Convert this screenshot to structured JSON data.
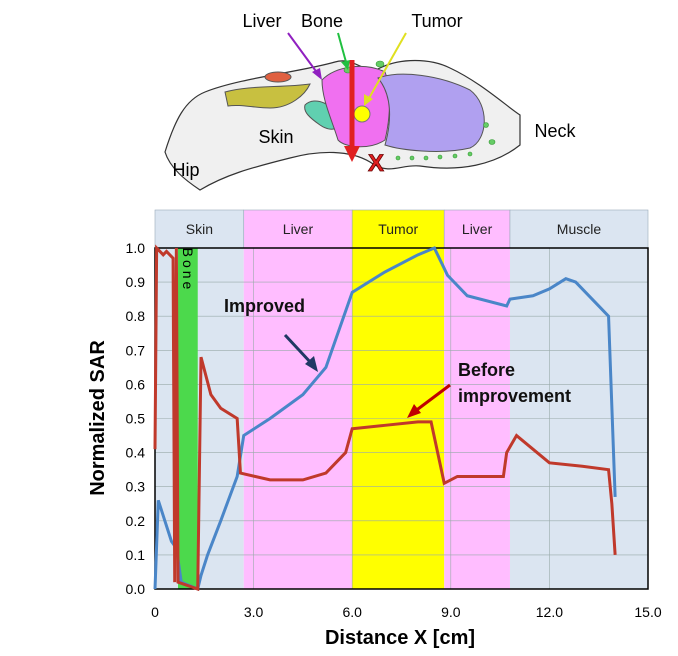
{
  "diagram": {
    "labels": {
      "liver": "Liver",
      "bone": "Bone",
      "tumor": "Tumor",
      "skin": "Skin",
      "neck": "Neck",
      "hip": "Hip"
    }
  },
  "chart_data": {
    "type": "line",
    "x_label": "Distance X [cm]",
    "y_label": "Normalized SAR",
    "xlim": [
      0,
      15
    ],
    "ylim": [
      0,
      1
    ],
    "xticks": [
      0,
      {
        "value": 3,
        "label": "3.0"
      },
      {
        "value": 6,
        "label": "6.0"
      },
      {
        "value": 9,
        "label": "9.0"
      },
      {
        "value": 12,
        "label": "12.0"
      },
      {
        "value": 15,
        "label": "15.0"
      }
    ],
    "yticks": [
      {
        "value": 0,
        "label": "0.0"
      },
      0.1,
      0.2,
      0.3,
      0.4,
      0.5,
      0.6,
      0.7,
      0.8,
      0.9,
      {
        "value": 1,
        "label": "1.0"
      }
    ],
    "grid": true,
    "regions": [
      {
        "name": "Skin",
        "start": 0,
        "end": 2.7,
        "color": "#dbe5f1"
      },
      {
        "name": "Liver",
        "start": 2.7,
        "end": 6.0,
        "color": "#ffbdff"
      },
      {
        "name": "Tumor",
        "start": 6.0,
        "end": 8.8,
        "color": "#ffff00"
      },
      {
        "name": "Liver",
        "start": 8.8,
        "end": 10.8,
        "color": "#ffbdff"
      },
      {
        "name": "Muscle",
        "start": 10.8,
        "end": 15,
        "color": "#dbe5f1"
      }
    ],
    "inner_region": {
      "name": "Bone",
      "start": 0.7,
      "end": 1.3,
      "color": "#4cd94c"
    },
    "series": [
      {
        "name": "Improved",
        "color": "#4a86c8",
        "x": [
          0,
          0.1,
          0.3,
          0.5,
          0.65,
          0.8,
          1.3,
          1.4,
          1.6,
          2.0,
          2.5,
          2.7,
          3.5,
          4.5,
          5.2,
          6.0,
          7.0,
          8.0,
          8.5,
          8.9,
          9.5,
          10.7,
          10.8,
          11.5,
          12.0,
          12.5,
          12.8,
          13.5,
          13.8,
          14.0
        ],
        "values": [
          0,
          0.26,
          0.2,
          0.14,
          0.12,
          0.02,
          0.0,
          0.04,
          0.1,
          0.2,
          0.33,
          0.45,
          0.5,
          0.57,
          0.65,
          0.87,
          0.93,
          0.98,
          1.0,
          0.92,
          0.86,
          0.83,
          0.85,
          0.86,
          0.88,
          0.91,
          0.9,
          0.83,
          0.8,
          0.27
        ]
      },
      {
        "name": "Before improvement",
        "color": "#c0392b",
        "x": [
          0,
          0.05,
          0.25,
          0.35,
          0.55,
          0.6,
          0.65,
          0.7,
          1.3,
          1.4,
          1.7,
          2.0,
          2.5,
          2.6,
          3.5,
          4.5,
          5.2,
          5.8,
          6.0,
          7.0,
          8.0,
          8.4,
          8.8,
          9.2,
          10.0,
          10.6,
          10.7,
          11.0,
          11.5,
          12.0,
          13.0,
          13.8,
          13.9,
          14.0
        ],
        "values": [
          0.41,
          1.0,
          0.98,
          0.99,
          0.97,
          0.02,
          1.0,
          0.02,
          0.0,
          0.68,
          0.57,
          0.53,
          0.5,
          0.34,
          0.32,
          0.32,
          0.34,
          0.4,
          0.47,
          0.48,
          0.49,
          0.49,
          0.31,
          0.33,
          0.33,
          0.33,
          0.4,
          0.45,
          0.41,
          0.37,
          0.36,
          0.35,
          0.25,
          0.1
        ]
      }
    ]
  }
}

======

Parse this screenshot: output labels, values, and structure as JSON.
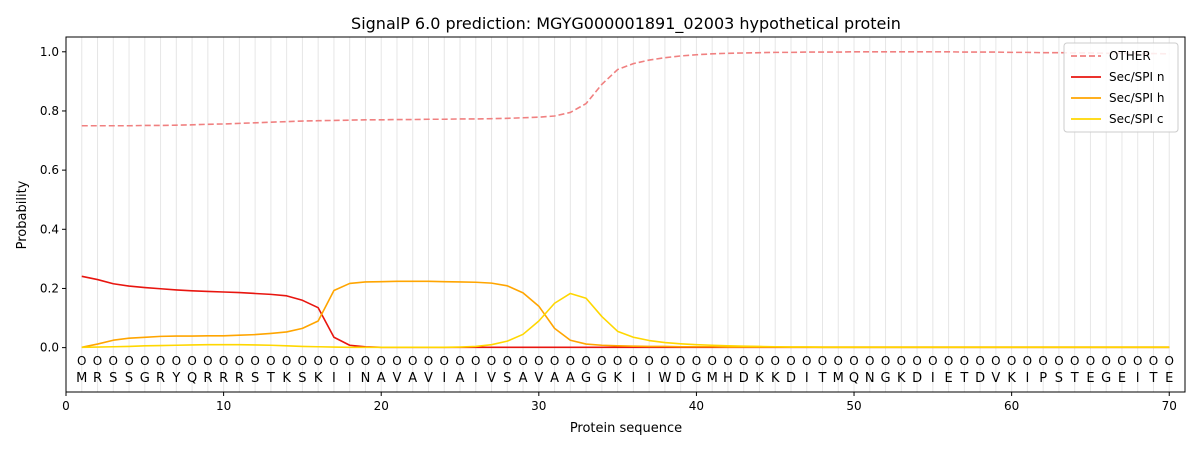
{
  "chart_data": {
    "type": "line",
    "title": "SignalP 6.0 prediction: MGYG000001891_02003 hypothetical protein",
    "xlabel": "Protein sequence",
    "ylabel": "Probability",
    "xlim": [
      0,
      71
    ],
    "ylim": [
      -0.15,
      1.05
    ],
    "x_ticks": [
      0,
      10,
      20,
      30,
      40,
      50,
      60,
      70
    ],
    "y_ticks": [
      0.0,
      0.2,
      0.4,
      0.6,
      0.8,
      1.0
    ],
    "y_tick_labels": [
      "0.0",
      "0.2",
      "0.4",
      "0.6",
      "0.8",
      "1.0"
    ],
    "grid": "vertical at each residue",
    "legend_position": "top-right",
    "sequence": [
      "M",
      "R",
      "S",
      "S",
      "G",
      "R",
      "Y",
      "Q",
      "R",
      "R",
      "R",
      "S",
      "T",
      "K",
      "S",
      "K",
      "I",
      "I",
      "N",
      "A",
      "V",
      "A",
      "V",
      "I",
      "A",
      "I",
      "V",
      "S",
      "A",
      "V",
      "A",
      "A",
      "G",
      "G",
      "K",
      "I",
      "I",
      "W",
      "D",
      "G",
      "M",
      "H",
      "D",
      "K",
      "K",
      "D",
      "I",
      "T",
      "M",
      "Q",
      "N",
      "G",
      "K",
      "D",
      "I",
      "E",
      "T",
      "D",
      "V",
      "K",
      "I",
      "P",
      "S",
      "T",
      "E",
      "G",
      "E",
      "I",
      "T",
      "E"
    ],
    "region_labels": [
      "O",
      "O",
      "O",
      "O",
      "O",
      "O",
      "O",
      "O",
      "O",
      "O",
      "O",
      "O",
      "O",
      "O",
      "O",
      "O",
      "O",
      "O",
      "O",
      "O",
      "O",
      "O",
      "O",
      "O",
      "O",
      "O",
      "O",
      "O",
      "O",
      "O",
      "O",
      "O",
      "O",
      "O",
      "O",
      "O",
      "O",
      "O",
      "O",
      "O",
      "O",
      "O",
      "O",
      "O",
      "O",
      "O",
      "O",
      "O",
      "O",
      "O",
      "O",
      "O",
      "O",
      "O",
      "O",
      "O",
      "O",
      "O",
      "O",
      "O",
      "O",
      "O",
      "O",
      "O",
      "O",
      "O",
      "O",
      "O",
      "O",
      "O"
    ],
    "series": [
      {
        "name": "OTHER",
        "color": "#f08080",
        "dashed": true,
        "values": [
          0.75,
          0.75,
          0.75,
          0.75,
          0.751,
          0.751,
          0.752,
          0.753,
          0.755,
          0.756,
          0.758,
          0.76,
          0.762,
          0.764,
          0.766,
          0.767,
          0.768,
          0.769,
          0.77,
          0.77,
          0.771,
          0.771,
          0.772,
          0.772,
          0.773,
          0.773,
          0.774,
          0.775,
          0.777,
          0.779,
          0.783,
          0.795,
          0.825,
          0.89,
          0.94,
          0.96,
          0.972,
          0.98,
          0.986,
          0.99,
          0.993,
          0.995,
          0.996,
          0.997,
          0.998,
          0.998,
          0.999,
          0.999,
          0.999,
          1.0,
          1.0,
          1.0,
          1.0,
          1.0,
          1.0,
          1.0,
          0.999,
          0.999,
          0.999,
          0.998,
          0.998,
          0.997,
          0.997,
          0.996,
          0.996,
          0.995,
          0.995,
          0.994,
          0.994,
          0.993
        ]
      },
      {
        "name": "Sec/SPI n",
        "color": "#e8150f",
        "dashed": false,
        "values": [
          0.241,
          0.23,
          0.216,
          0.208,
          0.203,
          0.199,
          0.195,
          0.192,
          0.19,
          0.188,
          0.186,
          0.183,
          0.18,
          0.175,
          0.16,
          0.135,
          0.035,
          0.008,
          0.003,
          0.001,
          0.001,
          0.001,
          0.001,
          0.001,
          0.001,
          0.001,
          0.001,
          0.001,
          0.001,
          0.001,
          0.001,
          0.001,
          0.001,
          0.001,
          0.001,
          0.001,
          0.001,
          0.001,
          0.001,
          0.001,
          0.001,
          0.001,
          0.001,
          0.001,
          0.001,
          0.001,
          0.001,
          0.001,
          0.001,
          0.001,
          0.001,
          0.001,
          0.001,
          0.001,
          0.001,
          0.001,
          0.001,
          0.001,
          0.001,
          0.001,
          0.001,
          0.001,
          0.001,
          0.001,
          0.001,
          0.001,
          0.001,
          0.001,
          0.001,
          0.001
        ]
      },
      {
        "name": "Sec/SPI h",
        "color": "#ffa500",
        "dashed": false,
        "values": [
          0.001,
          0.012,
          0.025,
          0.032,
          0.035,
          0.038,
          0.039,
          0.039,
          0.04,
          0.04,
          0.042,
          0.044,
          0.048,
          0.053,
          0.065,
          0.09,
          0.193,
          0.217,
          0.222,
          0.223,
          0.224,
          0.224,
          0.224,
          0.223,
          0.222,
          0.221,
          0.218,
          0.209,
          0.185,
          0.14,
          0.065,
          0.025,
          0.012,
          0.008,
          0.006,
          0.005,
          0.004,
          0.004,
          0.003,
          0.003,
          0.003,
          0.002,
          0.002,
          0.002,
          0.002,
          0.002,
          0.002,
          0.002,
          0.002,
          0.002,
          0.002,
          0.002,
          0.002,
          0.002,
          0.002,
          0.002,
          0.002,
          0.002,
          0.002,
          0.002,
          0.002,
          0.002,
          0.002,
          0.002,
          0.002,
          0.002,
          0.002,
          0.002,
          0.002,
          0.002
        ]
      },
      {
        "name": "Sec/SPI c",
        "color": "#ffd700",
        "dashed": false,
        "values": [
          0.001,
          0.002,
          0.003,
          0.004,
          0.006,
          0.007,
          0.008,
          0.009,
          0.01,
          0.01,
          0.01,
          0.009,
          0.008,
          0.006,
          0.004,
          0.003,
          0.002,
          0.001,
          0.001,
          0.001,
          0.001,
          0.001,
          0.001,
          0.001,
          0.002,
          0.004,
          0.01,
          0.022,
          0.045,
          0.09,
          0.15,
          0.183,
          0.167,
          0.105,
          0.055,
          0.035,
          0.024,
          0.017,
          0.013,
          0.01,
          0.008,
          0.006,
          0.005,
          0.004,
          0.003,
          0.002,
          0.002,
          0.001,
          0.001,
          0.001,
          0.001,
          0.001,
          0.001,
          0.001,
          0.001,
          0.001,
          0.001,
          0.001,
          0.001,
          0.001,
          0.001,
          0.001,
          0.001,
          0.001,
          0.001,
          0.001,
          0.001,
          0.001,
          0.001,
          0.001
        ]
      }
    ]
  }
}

======

_Task to complete_
Gather every line from the entries above where the word "this" appears, and copy them.

_Expected answer_
Convert this screenshot to structured JSON data.
Parse this screenshot: output labels, values, and structure as JSON.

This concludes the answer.